Below are some entries; can you quote all of them exactly?
** BEGIN **
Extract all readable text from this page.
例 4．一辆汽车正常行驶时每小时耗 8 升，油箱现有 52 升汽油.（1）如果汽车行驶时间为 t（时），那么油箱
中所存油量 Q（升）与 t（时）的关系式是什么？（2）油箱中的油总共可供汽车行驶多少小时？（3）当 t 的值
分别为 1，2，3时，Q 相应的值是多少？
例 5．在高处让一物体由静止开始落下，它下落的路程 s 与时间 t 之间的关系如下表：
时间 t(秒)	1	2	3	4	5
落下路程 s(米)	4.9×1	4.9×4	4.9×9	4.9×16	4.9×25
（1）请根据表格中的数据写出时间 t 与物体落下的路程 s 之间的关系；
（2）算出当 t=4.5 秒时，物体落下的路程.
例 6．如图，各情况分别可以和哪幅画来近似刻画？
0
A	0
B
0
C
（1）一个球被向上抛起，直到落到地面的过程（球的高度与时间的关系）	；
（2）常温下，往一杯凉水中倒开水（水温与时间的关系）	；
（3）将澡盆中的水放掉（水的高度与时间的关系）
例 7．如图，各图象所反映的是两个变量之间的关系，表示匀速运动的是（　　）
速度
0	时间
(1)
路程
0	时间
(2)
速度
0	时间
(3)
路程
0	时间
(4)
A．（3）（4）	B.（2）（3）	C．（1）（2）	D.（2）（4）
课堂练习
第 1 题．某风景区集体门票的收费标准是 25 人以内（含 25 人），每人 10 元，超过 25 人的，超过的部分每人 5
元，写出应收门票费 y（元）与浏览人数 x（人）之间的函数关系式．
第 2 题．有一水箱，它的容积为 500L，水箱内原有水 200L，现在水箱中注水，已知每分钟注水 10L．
** END **
◆ **OUTPUT**
Extract all readable text from this page.
例 4．一辆汽车正常行驶时每小时耗 8 升，油箱现有 52 升汽油.（1）如果汽车行驶时间为 t（时），那么油箱
中所存油量 Q（升）与 t（时）的关系式是什么？（2）油箱中的油总共可供汽车行驶多少小时？（3）当 t 的值
分别为 1，2，3时，Q 相应的值是多少？
例 5．在高处让一物体由静止开始落下，它下落的路程 s 与时间 t 之间的关系如下表：
时间 t(秒)	1	2	3	4	5
落下路程 s(米)	4.9×1	4.9×4	4.9×9	4.9×16	4.9×25
（1）请根据表格中的数据写出时间 t 与物体落下的路程 s 之间的关系；
（2）算出当 t=4.5 秒时，物体落下的路程.
例 6．如图，各情况分别可以和哪幅画来近似刻画？
0
A	0
B
0
C
（1）一个球被向上抛起，直到落到地面的过程（球的高度与时间的关系）	；
（2）常温下，往一杯凉水中倒开水（水温与时间的关系）	；
（3）将澡盆中的水放掉（水的高度与时间的关系）
例 7．如图，各图象所反映的是两个变量之间的关系，表示匀速运动的是（　　）
速度
0	时间
(1)
路程
0	时间
(2)
速度
0	时间
(3)
路程
0	时间
(4)
A．（3）（4）	B.（2）（3）	C．（1）（2）	D.（2）（4）
课堂练习
第 1 题．某风景区集体门票的收费标准是 25 人以内（含 25 人），每人 10 元，超过 25 人的，超过的部分每人 5
元，写出应收门票费 y（元）与浏览人数 x（人）之间的函数关系式．
第 2 题．有一水箱，它的容积为 500L，水箱内原有水 200L，现在水箱中注水，已知每分钟注水 10L．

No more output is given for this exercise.